▼▼▼

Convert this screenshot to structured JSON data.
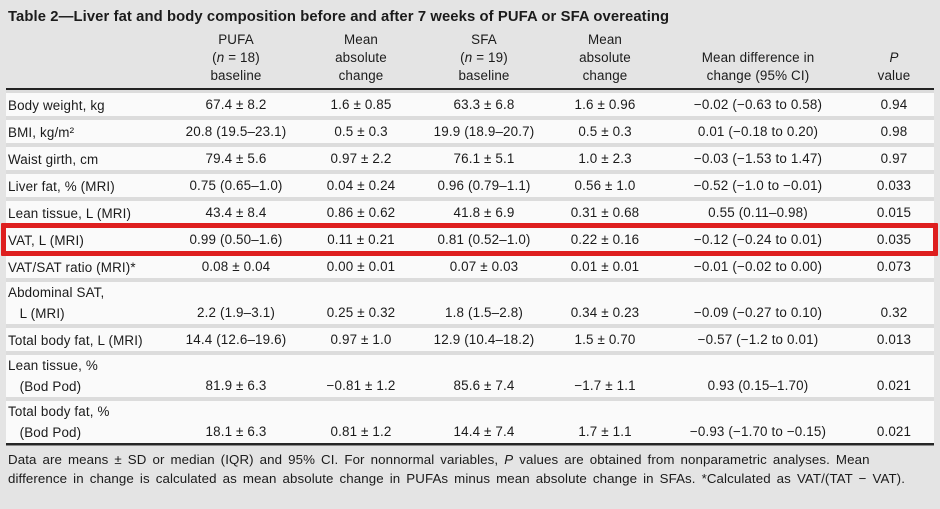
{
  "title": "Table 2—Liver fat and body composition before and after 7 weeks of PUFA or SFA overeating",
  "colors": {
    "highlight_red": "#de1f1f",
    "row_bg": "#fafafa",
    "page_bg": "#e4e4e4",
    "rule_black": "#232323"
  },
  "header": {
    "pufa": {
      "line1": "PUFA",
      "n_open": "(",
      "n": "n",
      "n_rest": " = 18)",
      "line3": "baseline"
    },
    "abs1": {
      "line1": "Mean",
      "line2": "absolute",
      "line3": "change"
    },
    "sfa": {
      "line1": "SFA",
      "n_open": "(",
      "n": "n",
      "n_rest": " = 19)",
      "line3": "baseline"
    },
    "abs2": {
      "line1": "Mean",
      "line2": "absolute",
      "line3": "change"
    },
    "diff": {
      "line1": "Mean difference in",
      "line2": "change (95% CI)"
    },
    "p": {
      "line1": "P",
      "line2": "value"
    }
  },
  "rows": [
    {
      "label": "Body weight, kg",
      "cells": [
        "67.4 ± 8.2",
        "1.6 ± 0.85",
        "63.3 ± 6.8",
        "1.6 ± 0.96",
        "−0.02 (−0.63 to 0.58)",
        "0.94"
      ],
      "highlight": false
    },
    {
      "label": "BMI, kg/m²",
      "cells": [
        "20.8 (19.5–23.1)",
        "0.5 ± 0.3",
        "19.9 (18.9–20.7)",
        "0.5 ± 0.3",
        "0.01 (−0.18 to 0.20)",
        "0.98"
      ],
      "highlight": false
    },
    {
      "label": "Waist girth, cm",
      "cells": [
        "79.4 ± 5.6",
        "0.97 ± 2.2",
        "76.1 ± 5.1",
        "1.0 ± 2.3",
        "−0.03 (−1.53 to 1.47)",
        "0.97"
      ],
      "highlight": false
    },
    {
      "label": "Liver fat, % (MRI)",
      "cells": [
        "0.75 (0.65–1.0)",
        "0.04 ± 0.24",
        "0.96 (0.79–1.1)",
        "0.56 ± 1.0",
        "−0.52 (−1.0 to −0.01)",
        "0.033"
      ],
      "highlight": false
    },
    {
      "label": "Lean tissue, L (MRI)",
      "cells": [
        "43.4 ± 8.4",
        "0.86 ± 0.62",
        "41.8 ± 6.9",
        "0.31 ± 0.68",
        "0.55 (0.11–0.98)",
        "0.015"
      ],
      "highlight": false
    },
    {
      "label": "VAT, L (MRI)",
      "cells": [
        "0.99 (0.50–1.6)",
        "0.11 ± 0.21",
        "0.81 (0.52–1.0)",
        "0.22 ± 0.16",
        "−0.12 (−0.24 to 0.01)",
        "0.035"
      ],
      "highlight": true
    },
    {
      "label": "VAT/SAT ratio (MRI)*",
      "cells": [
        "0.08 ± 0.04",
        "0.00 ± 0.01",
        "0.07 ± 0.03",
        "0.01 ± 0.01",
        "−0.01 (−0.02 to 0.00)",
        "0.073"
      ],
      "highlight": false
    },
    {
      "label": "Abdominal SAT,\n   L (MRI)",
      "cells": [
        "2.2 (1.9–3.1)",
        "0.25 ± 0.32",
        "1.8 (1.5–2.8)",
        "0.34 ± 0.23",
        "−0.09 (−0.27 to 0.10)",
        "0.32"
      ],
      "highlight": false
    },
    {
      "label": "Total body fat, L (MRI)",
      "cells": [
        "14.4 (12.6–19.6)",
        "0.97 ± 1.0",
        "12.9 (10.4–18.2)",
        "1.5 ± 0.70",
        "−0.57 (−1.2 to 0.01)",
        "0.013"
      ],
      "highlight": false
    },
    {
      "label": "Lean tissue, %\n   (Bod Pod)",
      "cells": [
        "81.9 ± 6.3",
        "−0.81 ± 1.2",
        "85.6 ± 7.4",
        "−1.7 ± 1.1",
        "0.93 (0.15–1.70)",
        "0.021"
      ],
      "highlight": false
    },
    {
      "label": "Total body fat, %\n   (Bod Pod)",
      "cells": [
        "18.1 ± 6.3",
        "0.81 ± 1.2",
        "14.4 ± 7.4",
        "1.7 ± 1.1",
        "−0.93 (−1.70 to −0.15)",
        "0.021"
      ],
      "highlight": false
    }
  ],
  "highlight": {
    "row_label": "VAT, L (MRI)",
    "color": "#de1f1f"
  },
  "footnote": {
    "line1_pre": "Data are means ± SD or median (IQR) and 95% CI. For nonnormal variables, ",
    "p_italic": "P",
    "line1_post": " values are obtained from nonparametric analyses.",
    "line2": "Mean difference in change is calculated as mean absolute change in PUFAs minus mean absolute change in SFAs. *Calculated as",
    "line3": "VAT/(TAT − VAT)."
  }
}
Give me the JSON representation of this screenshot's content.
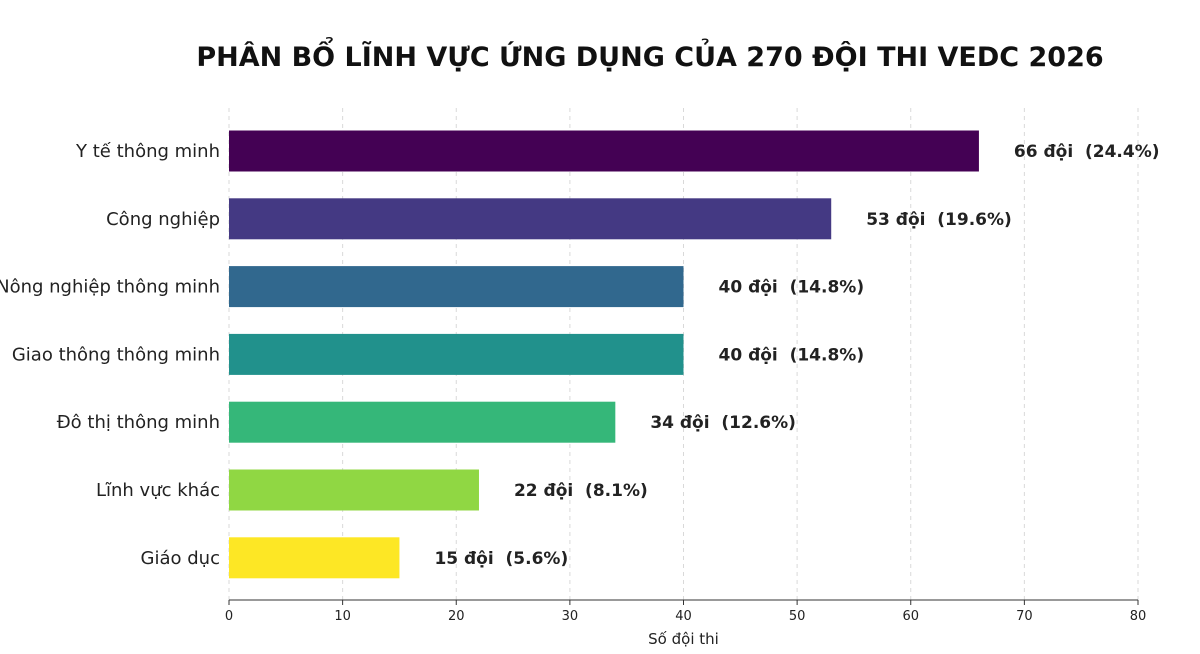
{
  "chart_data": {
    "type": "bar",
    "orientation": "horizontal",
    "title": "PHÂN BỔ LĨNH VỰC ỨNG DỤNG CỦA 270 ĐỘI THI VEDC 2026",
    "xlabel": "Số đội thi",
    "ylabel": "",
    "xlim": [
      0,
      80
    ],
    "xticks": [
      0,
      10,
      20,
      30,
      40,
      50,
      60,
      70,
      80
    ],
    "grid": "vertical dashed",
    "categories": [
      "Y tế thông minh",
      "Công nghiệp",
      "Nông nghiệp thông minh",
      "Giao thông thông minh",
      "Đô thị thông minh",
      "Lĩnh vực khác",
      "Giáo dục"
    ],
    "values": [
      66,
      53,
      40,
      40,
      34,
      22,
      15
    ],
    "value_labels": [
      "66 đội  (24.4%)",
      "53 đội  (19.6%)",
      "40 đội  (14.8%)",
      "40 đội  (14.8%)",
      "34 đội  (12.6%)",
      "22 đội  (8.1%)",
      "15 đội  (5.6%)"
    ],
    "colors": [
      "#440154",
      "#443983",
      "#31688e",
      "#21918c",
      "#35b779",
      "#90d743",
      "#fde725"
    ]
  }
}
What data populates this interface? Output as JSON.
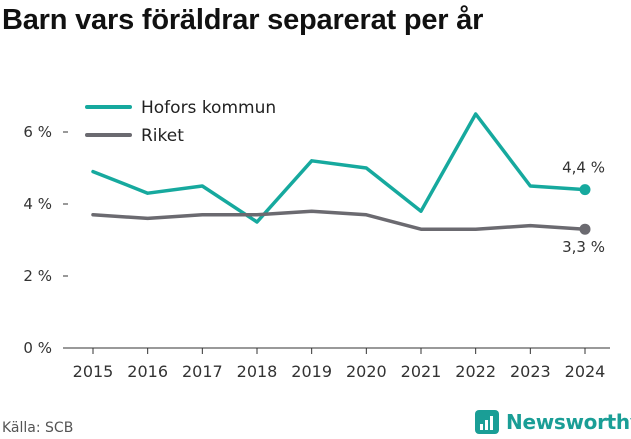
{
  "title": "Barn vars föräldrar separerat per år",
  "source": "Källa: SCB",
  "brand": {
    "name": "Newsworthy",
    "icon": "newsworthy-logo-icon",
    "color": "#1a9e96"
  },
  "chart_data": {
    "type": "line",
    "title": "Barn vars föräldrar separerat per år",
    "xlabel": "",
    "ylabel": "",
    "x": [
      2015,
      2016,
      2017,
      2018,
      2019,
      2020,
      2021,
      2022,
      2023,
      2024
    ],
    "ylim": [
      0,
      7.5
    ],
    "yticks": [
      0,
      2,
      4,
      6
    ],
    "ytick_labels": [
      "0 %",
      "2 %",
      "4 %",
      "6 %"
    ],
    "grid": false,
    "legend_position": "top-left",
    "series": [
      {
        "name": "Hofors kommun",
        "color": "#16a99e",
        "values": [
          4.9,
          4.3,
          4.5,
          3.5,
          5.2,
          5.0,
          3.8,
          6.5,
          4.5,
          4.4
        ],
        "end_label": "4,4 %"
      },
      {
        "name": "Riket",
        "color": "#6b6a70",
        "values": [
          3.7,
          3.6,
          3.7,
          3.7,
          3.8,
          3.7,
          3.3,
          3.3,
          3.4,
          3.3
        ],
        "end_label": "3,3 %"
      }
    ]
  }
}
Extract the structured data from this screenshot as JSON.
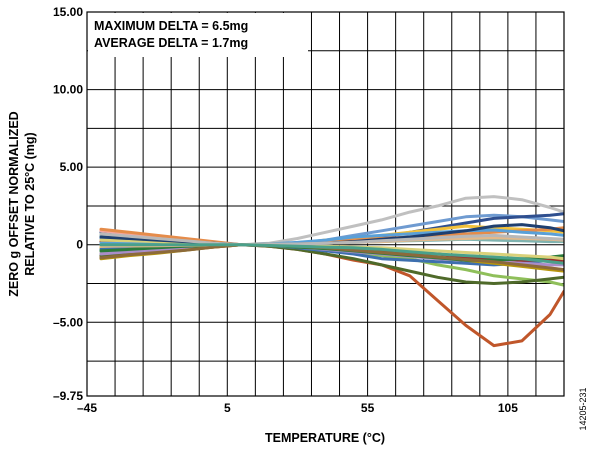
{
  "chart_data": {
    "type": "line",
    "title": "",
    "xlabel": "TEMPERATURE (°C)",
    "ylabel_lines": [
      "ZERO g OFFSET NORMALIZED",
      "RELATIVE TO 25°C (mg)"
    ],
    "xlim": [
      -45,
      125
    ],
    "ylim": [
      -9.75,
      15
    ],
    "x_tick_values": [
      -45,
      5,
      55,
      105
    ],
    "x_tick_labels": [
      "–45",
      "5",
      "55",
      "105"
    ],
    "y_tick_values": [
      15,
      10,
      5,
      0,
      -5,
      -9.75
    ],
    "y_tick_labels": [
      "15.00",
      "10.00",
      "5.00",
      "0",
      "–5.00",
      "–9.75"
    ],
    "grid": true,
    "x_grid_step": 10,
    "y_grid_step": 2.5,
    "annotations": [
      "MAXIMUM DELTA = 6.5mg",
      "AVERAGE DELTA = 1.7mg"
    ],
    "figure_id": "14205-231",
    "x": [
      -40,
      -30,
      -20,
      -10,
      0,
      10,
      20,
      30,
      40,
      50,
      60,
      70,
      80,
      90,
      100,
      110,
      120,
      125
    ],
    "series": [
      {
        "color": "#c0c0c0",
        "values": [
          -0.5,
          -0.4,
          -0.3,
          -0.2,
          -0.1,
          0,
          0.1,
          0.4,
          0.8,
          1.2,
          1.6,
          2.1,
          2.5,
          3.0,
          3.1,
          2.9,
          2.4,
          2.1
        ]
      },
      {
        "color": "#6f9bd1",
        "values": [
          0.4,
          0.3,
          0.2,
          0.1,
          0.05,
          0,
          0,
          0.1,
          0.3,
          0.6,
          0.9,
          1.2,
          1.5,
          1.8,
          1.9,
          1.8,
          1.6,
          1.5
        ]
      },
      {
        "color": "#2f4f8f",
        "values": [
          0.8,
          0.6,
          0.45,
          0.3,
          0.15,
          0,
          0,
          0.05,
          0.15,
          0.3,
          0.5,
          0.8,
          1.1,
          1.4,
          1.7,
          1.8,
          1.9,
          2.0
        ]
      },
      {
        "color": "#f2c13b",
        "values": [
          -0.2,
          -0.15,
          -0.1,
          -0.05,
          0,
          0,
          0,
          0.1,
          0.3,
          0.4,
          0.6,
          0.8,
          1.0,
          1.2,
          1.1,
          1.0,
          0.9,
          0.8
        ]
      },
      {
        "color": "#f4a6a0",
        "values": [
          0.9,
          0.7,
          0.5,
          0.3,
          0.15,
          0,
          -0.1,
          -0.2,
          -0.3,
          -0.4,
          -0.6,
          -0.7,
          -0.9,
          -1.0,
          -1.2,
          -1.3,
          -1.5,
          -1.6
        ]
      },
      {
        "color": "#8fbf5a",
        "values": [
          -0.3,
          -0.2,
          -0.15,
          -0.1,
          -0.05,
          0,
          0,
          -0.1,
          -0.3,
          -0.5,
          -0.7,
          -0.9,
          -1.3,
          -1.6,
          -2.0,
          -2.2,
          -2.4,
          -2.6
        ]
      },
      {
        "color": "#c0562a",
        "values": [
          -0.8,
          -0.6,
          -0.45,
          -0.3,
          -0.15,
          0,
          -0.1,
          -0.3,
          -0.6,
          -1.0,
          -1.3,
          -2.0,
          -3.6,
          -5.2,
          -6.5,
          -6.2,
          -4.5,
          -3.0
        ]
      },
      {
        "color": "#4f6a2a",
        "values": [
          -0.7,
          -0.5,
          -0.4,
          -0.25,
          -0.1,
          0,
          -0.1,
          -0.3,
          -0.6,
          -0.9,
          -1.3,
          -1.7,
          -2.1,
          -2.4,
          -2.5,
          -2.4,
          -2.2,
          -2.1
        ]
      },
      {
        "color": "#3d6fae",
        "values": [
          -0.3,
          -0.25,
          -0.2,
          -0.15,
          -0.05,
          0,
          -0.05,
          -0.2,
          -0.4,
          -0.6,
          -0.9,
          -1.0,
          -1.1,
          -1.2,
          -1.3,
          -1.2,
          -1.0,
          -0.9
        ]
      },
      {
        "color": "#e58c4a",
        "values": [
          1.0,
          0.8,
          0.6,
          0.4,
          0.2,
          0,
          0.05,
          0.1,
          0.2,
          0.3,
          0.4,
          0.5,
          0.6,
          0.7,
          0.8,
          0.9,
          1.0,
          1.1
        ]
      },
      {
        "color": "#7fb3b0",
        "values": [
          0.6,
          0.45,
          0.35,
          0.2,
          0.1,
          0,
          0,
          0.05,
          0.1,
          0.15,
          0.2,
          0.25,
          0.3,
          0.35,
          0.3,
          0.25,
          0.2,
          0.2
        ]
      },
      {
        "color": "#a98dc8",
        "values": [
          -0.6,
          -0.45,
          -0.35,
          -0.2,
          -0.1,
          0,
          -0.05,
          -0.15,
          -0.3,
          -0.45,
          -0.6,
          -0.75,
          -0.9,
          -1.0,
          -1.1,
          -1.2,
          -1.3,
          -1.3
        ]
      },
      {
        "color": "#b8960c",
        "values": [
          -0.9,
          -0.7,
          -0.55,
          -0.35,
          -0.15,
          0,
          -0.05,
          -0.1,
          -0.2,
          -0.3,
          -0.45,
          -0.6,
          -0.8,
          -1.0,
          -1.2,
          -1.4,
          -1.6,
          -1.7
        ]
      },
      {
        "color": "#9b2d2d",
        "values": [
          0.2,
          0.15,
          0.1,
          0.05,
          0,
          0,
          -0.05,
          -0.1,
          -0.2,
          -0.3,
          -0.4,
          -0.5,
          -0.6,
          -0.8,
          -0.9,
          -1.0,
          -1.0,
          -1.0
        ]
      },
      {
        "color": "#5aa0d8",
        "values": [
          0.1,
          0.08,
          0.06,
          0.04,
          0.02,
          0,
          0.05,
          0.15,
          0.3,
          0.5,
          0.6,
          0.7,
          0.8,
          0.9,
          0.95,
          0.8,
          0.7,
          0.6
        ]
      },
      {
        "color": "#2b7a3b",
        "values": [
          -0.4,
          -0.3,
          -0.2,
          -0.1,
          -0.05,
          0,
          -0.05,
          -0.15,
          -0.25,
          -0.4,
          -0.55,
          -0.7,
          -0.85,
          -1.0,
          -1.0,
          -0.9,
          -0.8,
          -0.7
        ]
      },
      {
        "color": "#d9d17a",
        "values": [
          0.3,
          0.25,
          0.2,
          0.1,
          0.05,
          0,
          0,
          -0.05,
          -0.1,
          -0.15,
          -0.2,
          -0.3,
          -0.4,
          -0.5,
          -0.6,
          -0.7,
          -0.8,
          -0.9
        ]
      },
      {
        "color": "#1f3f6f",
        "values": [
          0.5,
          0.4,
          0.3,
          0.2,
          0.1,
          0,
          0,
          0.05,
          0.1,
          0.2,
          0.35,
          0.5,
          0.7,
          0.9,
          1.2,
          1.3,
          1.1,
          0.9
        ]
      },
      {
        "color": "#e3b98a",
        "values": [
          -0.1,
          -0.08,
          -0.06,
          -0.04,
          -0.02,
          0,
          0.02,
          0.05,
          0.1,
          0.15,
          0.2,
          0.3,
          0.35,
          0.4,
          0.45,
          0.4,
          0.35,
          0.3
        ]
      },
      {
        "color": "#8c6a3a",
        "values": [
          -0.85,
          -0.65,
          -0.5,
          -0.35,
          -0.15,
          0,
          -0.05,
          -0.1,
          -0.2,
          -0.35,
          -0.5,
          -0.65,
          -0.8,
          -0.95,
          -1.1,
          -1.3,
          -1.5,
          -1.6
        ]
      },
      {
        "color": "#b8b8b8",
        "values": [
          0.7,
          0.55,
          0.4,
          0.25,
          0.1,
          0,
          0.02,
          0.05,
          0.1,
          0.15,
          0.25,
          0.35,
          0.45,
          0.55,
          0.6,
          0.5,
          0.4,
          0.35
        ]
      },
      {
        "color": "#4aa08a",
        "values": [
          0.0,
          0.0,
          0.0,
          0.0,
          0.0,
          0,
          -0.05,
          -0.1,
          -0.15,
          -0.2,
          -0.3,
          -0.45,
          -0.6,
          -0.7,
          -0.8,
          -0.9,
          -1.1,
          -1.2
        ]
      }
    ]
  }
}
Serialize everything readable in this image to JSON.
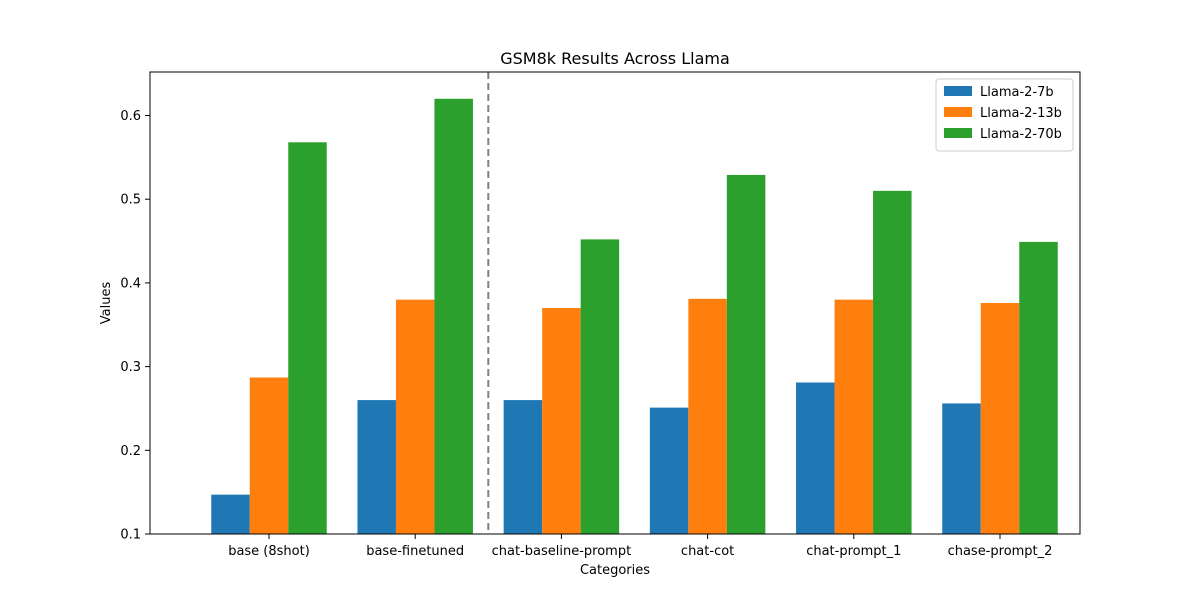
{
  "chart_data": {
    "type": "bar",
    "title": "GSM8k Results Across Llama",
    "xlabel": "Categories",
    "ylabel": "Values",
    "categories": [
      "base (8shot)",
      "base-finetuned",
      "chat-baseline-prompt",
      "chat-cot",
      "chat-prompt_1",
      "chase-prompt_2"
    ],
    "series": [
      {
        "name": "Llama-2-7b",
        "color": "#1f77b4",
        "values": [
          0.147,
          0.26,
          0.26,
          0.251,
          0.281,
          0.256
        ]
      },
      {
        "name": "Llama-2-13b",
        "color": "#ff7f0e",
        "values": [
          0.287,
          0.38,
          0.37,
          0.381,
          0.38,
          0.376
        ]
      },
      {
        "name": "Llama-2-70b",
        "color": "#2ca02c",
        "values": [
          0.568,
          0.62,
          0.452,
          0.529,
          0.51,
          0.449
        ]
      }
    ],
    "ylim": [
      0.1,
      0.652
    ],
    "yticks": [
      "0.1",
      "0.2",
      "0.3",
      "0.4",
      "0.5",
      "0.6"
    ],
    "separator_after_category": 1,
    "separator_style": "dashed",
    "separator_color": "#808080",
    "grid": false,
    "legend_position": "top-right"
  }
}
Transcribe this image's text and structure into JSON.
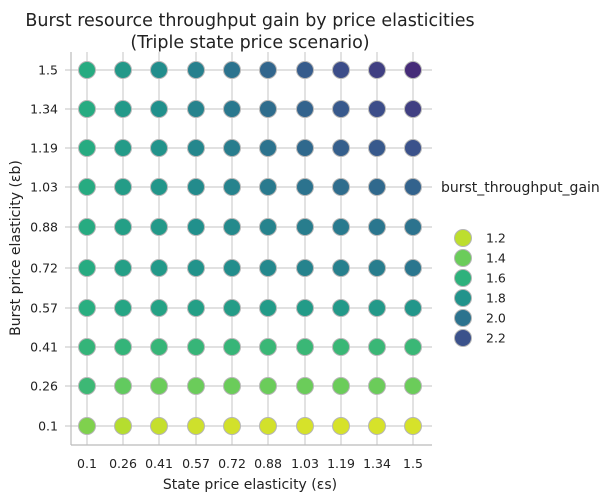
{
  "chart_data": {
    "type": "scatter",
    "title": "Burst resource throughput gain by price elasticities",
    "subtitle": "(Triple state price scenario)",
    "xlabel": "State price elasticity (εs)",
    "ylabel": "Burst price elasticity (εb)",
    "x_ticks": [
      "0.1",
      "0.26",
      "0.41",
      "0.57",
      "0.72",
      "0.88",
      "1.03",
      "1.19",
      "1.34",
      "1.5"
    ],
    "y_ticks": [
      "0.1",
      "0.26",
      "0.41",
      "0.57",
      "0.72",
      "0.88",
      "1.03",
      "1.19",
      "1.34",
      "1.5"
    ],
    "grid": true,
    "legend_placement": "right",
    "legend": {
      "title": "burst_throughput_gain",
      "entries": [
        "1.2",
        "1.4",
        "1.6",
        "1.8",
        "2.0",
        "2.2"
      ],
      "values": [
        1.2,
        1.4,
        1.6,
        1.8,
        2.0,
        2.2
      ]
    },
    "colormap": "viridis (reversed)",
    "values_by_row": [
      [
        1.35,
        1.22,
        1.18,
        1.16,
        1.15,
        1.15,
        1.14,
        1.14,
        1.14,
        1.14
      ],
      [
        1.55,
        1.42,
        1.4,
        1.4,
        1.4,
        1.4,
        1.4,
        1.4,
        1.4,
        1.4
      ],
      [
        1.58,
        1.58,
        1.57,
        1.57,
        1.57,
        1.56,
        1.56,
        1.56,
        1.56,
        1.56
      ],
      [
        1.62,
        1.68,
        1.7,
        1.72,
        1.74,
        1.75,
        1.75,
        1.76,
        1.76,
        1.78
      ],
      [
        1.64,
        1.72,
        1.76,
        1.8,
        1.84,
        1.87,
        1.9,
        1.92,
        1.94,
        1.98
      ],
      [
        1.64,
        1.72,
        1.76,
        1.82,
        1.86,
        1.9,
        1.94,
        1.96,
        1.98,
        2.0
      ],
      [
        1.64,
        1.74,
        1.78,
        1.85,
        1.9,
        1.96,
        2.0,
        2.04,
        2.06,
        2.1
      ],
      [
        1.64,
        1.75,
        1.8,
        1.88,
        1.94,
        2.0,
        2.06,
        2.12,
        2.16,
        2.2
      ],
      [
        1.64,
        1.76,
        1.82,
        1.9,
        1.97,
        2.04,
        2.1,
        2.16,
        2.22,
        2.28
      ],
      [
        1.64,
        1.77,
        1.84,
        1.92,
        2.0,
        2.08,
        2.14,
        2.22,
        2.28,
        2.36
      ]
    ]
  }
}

▲▲▲

Using the records above, list each line that includes "föräldrar".

  "title": "Barn vars föräldrar separerat per år",
    "title": "Barn vars föräldrar separerat per år",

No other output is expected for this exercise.